WRITTEN REQUEST » Write out the listing below again, precisely as it is given.

Records »
## Start

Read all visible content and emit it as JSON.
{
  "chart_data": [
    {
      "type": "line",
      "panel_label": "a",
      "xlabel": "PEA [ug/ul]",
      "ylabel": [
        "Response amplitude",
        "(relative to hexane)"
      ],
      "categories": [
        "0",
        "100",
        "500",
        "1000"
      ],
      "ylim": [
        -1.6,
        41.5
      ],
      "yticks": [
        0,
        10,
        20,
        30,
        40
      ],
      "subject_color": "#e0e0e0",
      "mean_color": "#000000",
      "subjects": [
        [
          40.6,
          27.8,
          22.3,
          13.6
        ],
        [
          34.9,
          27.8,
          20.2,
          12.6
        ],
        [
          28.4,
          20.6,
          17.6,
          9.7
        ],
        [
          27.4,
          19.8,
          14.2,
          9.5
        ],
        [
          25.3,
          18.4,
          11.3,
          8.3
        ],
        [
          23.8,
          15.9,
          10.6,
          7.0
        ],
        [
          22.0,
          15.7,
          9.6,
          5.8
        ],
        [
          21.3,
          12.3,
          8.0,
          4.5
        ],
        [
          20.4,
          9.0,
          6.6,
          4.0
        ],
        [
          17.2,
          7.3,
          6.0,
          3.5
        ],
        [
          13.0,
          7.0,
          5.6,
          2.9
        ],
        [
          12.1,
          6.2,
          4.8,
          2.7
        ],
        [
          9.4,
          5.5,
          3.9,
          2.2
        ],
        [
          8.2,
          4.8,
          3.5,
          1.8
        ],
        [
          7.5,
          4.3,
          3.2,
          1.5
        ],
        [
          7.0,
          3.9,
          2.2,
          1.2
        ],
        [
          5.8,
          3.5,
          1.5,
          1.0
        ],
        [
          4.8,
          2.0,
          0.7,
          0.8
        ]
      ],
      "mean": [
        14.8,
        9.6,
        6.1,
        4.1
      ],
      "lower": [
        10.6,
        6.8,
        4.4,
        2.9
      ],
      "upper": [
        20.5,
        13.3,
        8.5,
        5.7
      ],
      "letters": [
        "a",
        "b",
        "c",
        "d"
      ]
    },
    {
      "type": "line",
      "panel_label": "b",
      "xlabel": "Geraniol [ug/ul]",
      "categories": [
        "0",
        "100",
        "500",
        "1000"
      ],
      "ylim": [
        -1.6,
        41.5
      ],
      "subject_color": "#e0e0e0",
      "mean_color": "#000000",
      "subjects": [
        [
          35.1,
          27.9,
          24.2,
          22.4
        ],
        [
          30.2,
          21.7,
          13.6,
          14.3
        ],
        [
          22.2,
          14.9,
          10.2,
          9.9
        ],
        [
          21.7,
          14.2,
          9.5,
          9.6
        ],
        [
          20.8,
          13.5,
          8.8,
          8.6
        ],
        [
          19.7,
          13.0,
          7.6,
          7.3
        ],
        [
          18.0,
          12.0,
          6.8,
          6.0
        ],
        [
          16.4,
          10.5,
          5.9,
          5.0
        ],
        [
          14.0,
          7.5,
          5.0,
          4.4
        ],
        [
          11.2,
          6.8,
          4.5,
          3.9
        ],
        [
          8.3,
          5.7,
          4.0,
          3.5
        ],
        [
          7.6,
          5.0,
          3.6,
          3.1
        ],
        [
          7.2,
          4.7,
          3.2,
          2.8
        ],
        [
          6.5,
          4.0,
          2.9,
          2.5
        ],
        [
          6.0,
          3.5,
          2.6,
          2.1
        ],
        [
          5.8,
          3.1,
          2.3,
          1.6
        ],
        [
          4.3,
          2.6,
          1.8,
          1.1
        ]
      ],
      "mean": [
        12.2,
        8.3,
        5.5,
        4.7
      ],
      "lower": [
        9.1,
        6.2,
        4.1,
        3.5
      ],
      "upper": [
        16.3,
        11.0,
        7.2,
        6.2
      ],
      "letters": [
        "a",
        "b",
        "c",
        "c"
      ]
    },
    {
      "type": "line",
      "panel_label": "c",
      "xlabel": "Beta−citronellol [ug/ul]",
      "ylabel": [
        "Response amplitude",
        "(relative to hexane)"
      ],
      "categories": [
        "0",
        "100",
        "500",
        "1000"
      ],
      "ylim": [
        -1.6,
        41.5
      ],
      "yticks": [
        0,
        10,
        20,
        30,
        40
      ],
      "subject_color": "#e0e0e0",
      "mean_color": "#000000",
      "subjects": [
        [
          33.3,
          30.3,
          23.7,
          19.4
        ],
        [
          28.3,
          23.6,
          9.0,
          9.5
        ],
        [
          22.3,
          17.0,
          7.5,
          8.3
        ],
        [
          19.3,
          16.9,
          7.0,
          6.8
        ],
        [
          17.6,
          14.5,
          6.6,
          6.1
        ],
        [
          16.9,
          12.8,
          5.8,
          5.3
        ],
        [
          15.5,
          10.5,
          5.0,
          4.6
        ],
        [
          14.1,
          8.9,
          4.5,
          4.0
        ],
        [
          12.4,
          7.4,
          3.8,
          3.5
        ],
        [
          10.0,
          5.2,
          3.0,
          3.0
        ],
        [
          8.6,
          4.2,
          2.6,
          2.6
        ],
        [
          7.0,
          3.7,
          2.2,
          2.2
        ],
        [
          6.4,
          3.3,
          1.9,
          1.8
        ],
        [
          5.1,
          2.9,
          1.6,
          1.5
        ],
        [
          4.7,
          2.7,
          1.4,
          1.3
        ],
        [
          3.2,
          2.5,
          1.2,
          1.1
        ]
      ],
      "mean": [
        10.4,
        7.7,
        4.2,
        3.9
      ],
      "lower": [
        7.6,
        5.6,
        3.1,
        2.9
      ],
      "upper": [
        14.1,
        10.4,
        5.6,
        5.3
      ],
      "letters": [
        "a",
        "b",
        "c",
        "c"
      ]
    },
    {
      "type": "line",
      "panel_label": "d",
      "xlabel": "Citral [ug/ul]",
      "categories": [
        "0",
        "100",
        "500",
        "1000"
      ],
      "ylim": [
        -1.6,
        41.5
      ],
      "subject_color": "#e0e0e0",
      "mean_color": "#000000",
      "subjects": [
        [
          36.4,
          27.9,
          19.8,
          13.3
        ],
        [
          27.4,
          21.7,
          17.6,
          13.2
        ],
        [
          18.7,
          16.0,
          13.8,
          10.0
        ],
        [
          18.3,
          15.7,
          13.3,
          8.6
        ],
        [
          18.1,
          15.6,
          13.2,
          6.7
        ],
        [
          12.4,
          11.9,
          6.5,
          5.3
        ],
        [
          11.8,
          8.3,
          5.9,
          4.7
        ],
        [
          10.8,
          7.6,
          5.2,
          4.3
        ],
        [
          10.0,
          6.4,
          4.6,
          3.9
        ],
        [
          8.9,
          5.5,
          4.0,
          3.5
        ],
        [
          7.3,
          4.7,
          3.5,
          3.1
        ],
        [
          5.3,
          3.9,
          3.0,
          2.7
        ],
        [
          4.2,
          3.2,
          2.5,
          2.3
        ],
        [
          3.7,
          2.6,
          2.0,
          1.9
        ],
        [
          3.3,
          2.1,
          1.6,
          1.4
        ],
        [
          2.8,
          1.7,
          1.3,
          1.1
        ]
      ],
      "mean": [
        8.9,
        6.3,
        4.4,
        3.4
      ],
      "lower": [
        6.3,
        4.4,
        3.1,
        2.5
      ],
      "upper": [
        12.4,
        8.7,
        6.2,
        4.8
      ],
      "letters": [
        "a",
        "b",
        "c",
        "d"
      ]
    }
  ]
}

## End

REPLY TO THE TASK »
Read all visible content and emit it as JSON.
{
  "chart_data": [
    {
      "type": "line",
      "panel_label": "a",
      "xlabel": "PEA [ug/ul]",
      "ylabel": [
        "Response amplitude",
        "(relative to hexane)"
      ],
      "categories": [
        "0",
        "100",
        "500",
        "1000"
      ],
      "ylim": [
        -1.6,
        41.5
      ],
      "yticks": [
        0,
        10,
        20,
        30,
        40
      ],
      "subject_color": "#e0e0e0",
      "mean_color": "#000000",
      "subjects": [
        [
          40.6,
          27.8,
          22.3,
          13.6
        ],
        [
          34.9,
          27.8,
          20.2,
          12.6
        ],
        [
          28.4,
          20.6,
          17.6,
          9.7
        ],
        [
          27.4,
          19.8,
          14.2,
          9.5
        ],
        [
          25.3,
          18.4,
          11.3,
          8.3
        ],
        [
          23.8,
          15.9,
          10.6,
          7.0
        ],
        [
          22.0,
          15.7,
          9.6,
          5.8
        ],
        [
          21.3,
          12.3,
          8.0,
          4.5
        ],
        [
          20.4,
          9.0,
          6.6,
          4.0
        ],
        [
          17.2,
          7.3,
          6.0,
          3.5
        ],
        [
          13.0,
          7.0,
          5.6,
          2.9
        ],
        [
          12.1,
          6.2,
          4.8,
          2.7
        ],
        [
          9.4,
          5.5,
          3.9,
          2.2
        ],
        [
          8.2,
          4.8,
          3.5,
          1.8
        ],
        [
          7.5,
          4.3,
          3.2,
          1.5
        ],
        [
          7.0,
          3.9,
          2.2,
          1.2
        ],
        [
          5.8,
          3.5,
          1.5,
          1.0
        ],
        [
          4.8,
          2.0,
          0.7,
          0.8
        ]
      ],
      "mean": [
        14.8,
        9.6,
        6.1,
        4.1
      ],
      "lower": [
        10.6,
        6.8,
        4.4,
        2.9
      ],
      "upper": [
        20.5,
        13.3,
        8.5,
        5.7
      ],
      "letters": [
        "a",
        "b",
        "c",
        "d"
      ]
    },
    {
      "type": "line",
      "panel_label": "b",
      "xlabel": "Geraniol [ug/ul]",
      "categories": [
        "0",
        "100",
        "500",
        "1000"
      ],
      "ylim": [
        -1.6,
        41.5
      ],
      "subject_color": "#e0e0e0",
      "mean_color": "#000000",
      "subjects": [
        [
          35.1,
          27.9,
          24.2,
          22.4
        ],
        [
          30.2,
          21.7,
          13.6,
          14.3
        ],
        [
          22.2,
          14.9,
          10.2,
          9.9
        ],
        [
          21.7,
          14.2,
          9.5,
          9.6
        ],
        [
          20.8,
          13.5,
          8.8,
          8.6
        ],
        [
          19.7,
          13.0,
          7.6,
          7.3
        ],
        [
          18.0,
          12.0,
          6.8,
          6.0
        ],
        [
          16.4,
          10.5,
          5.9,
          5.0
        ],
        [
          14.0,
          7.5,
          5.0,
          4.4
        ],
        [
          11.2,
          6.8,
          4.5,
          3.9
        ],
        [
          8.3,
          5.7,
          4.0,
          3.5
        ],
        [
          7.6,
          5.0,
          3.6,
          3.1
        ],
        [
          7.2,
          4.7,
          3.2,
          2.8
        ],
        [
          6.5,
          4.0,
          2.9,
          2.5
        ],
        [
          6.0,
          3.5,
          2.6,
          2.1
        ],
        [
          5.8,
          3.1,
          2.3,
          1.6
        ],
        [
          4.3,
          2.6,
          1.8,
          1.1
        ]
      ],
      "mean": [
        12.2,
        8.3,
        5.5,
        4.7
      ],
      "lower": [
        9.1,
        6.2,
        4.1,
        3.5
      ],
      "upper": [
        16.3,
        11.0,
        7.2,
        6.2
      ],
      "letters": [
        "a",
        "b",
        "c",
        "c"
      ]
    },
    {
      "type": "line",
      "panel_label": "c",
      "xlabel": "Beta−citronellol [ug/ul]",
      "ylabel": [
        "Response amplitude",
        "(relative to hexane)"
      ],
      "categories": [
        "0",
        "100",
        "500",
        "1000"
      ],
      "ylim": [
        -1.6,
        41.5
      ],
      "yticks": [
        0,
        10,
        20,
        30,
        40
      ],
      "subject_color": "#e0e0e0",
      "mean_color": "#000000",
      "subjects": [
        [
          33.3,
          30.3,
          23.7,
          19.4
        ],
        [
          28.3,
          23.6,
          9.0,
          9.5
        ],
        [
          22.3,
          17.0,
          7.5,
          8.3
        ],
        [
          19.3,
          16.9,
          7.0,
          6.8
        ],
        [
          17.6,
          14.5,
          6.6,
          6.1
        ],
        [
          16.9,
          12.8,
          5.8,
          5.3
        ],
        [
          15.5,
          10.5,
          5.0,
          4.6
        ],
        [
          14.1,
          8.9,
          4.5,
          4.0
        ],
        [
          12.4,
          7.4,
          3.8,
          3.5
        ],
        [
          10.0,
          5.2,
          3.0,
          3.0
        ],
        [
          8.6,
          4.2,
          2.6,
          2.6
        ],
        [
          7.0,
          3.7,
          2.2,
          2.2
        ],
        [
          6.4,
          3.3,
          1.9,
          1.8
        ],
        [
          5.1,
          2.9,
          1.6,
          1.5
        ],
        [
          4.7,
          2.7,
          1.4,
          1.3
        ],
        [
          3.2,
          2.5,
          1.2,
          1.1
        ]
      ],
      "mean": [
        10.4,
        7.7,
        4.2,
        3.9
      ],
      "lower": [
        7.6,
        5.6,
        3.1,
        2.9
      ],
      "upper": [
        14.1,
        10.4,
        5.6,
        5.3
      ],
      "letters": [
        "a",
        "b",
        "c",
        "c"
      ]
    },
    {
      "type": "line",
      "panel_label": "d",
      "xlabel": "Citral [ug/ul]",
      "categories": [
        "0",
        "100",
        "500",
        "1000"
      ],
      "ylim": [
        -1.6,
        41.5
      ],
      "subject_color": "#e0e0e0",
      "mean_color": "#000000",
      "subjects": [
        [
          36.4,
          27.9,
          19.8,
          13.3
        ],
        [
          27.4,
          21.7,
          17.6,
          13.2
        ],
        [
          18.7,
          16.0,
          13.8,
          10.0
        ],
        [
          18.3,
          15.7,
          13.3,
          8.6
        ],
        [
          18.1,
          15.6,
          13.2,
          6.7
        ],
        [
          12.4,
          11.9,
          6.5,
          5.3
        ],
        [
          11.8,
          8.3,
          5.9,
          4.7
        ],
        [
          10.8,
          7.6,
          5.2,
          4.3
        ],
        [
          10.0,
          6.4,
          4.6,
          3.9
        ],
        [
          8.9,
          5.5,
          4.0,
          3.5
        ],
        [
          7.3,
          4.7,
          3.5,
          3.1
        ],
        [
          5.3,
          3.9,
          3.0,
          2.7
        ],
        [
          4.2,
          3.2,
          2.5,
          2.3
        ],
        [
          3.7,
          2.6,
          2.0,
          1.9
        ],
        [
          3.3,
          2.1,
          1.6,
          1.4
        ],
        [
          2.8,
          1.7,
          1.3,
          1.1
        ]
      ],
      "mean": [
        8.9,
        6.3,
        4.4,
        3.4
      ],
      "lower": [
        6.3,
        4.4,
        3.1,
        2.5
      ],
      "upper": [
        12.4,
        8.7,
        6.2,
        4.8
      ],
      "letters": [
        "a",
        "b",
        "c",
        "d"
      ]
    }
  ]
}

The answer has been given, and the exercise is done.